• **PEDIDO**:
Responda com base no texto sobre a BNCC nas escolas:
1. Em que mês e ano foi aprovada a BNCC do ensino infantil e fundamental?
2. Quem criou a metodologia Lumiar, e em que ano?
3. Em que dia da semana acontece a rodona?

• **TRECHO SELECIONADO**:
########################################

Escola em estudo
Pela BNCC aprovada, colégios devem repensar práticas e promover competências nos alunos
Colégios se adaptam à Base Nacional Comum Curricular (BNCC), aprovada para educação infantil e fundamental. Normas do ensino médio estão em discussão, mas instituições de São Paulo já se antecipam e incluem disciplinas optativas na grade.
Desde que a Base Nacional Comum Curricular (BNCC) do ensino infantil e fundamental foi aprovada em dezembro de 2017, Estados e municípios brasileiros promovem debates com a comunidade escolar para definir o currículo a ser aplicado. O desafio é transformar as competências e os campos de experiência do documento em projetos curriculares que estejam de acordo com a realidade das escolas de todo o País. Ao mesmo tempo, os colégios, em especial os particulares, acompanham o movimento e analisam se seus currículos estão dentro das exigências do documento.
A escola Lumiar, na região central de São Paulo, elaborou há 15 anos um currículo de competências que antecipou diversos elementos da atual BNCC, como a promoção do autoconhecimento e da argumentação. Hoje, a base prevê que todas as escolas do Brasil, particulares e públicas, abordem esses e outros itens. “A diferença do currículo da BNCC para o nosso é como organizamos e nomeamos esses itens”, explica a diretora da unidade de São Paulo, Fábia Apolinária. Enquanto o documento do governo tem apenas um eixo, a escola tem duas matrizes para definir o aprendizado dos seus estudantes.
Conversa. O objetivo da metodologia Lumiar, criada pelo empresário Ricardo Semler em 2003, é integrar o aluno ao processo educacional, estimulando o questionamento e a colaboração com professores e colegas. Cada um pode dar pitaco. Tanto que, às terças-feiras, alunos, professores e funcionários do colégio, como o pessoal da faxina e portaria, se reúnem para uma grande “discussão de relacionamento”.
A rodona, como a iniciativa é chamada, incentiva que um indivíduo aponte algo na rotina escolar e pense coletivamente em alguma solução. Do mesmo jeito que um professor pode propor uma atividade, um aluno pode tecer críticas. Ou, ainda, uma funcionária da limpeza pode apontar um ato de vandalismo e propor soluções com o grupo. “Es-
se cuidado com o outro não é só entre criança e professor”, afirma Semler. “É com todo mundo.”

########################################

• **DADOS FORNECIDOS**:
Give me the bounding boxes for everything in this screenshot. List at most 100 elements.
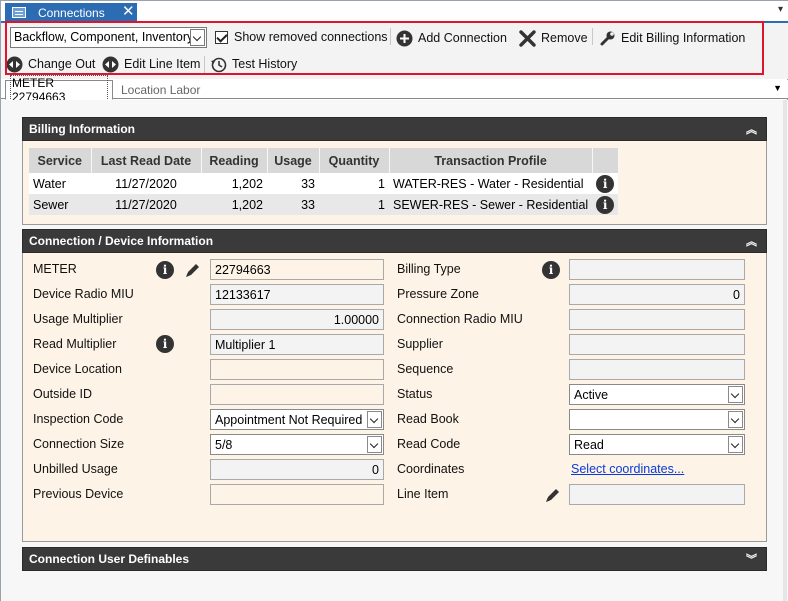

########################################

• **RESPOSTA**:
1. Em dezembro de 2017.
2. O empresário Ricardo Semler, em 2003.
3. Às terças-feiras.